- [Source records]:
________________________________________
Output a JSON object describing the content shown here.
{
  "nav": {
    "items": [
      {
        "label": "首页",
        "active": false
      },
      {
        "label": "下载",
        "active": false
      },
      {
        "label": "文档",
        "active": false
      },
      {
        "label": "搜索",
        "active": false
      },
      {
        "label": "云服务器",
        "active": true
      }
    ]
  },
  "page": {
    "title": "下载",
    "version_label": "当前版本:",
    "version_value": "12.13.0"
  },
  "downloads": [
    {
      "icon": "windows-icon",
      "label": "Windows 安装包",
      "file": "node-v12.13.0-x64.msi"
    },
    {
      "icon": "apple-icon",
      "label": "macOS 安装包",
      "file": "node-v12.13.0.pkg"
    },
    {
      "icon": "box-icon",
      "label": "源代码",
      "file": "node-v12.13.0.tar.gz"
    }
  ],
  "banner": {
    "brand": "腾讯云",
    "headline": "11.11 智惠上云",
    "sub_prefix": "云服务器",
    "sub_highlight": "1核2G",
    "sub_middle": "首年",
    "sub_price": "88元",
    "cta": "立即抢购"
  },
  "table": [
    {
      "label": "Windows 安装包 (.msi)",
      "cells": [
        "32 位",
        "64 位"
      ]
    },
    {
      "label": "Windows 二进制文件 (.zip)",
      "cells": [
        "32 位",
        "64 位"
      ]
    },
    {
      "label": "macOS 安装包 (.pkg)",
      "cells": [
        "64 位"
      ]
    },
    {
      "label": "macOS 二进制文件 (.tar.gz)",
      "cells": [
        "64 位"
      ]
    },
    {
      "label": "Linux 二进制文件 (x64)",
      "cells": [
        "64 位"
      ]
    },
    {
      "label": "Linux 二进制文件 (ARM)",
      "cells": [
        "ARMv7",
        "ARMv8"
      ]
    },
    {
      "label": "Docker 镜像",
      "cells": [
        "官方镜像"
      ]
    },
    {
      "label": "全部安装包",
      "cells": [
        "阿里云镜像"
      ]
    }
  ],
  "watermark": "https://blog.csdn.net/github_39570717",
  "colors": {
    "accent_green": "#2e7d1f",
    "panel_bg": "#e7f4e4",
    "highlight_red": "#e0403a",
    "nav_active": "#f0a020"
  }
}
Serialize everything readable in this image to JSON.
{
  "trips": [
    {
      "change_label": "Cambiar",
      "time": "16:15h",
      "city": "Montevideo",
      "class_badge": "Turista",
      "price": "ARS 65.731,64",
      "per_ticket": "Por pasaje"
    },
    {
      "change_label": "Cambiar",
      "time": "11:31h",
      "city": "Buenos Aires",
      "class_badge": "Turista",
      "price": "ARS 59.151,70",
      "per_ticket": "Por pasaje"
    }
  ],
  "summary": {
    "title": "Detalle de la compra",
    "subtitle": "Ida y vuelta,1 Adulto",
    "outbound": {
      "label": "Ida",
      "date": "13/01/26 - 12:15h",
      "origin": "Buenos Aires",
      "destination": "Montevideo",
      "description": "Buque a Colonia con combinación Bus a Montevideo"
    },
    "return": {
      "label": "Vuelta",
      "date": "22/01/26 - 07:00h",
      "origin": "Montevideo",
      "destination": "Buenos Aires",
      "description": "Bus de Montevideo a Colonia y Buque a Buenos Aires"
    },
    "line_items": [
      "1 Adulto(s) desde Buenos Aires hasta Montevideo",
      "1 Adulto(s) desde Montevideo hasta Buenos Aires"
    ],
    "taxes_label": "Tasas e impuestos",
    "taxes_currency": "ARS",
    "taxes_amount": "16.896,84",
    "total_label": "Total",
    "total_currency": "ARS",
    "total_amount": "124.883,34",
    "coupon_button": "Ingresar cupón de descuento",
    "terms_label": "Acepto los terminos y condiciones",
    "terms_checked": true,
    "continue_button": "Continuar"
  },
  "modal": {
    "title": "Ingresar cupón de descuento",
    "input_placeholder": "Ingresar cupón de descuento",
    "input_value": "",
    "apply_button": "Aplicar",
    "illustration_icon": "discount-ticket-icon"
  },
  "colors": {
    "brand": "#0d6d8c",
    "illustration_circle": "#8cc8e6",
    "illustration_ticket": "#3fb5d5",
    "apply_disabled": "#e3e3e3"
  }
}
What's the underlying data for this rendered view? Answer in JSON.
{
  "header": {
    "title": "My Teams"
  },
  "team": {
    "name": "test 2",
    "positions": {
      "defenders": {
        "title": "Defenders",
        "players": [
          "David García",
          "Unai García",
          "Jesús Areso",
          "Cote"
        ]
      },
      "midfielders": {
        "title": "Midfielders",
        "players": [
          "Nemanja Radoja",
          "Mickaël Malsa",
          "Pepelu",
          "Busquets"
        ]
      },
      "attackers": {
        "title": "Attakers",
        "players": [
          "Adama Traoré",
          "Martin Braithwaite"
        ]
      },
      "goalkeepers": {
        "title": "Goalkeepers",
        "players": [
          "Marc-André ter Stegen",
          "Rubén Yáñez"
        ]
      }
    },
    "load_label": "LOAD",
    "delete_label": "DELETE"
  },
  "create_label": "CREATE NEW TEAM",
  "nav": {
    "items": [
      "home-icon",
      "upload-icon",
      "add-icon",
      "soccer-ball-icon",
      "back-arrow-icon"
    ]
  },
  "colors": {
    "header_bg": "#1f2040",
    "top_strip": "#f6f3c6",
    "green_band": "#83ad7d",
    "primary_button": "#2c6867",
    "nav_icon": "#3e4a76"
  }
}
________________________________________
- [Task to carry out]:
Across the material above, count every line holding "file" and write down only the number.

- [Task solution]:
3